## INSTRUCTIONS FOR THE TASK
Please give the entries again in full and exactly, without any picture.

Extracted data entries:

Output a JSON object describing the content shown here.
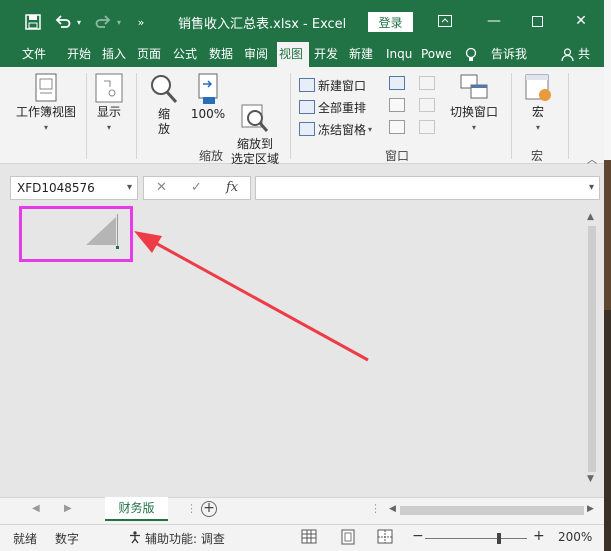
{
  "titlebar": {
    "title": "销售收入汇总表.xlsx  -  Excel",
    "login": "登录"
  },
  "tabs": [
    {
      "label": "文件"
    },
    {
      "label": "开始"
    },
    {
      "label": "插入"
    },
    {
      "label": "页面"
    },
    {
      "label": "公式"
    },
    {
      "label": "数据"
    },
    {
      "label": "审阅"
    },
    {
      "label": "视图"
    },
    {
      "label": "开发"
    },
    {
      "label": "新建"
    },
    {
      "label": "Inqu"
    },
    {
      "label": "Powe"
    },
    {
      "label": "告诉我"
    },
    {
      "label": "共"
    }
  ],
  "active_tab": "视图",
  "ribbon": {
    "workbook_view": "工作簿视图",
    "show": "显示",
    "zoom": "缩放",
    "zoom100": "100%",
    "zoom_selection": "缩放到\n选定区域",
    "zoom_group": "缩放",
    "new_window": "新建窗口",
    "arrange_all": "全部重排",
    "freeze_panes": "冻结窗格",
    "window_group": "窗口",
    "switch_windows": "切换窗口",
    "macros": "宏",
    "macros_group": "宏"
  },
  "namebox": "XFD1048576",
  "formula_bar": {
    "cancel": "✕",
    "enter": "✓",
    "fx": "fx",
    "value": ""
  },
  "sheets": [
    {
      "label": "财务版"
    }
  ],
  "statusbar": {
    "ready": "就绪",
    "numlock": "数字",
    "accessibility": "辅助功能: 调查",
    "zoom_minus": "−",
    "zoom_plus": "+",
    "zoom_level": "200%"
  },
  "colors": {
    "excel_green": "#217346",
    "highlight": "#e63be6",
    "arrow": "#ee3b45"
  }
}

## THE ANSWER
Output a JSON object describing the content shown here.
{
  "titlebar": {
    "title": "销售收入汇总表.xlsx  -  Excel",
    "login": "登录"
  },
  "tabs": [
    {
      "label": "文件"
    },
    {
      "label": "开始"
    },
    {
      "label": "插入"
    },
    {
      "label": "页面"
    },
    {
      "label": "公式"
    },
    {
      "label": "数据"
    },
    {
      "label": "审阅"
    },
    {
      "label": "视图"
    },
    {
      "label": "开发"
    },
    {
      "label": "新建"
    },
    {
      "label": "Inqu"
    },
    {
      "label": "Powe"
    },
    {
      "label": "告诉我"
    },
    {
      "label": "共"
    }
  ],
  "active_tab": "视图",
  "ribbon": {
    "workbook_view": "工作簿视图",
    "show": "显示",
    "zoom": "缩放",
    "zoom100": "100%",
    "zoom_selection": "缩放到\n选定区域",
    "zoom_group": "缩放",
    "new_window": "新建窗口",
    "arrange_all": "全部重排",
    "freeze_panes": "冻结窗格",
    "window_group": "窗口",
    "switch_windows": "切换窗口",
    "macros": "宏",
    "macros_group": "宏"
  },
  "namebox": "XFD1048576",
  "formula_bar": {
    "cancel": "✕",
    "enter": "✓",
    "fx": "fx",
    "value": ""
  },
  "sheets": [
    {
      "label": "财务版"
    }
  ],
  "statusbar": {
    "ready": "就绪",
    "numlock": "数字",
    "accessibility": "辅助功能: 调查",
    "zoom_minus": "−",
    "zoom_plus": "+",
    "zoom_level": "200%"
  },
  "colors": {
    "excel_green": "#217346",
    "highlight": "#e63be6",
    "arrow": "#ee3b45"
  }
}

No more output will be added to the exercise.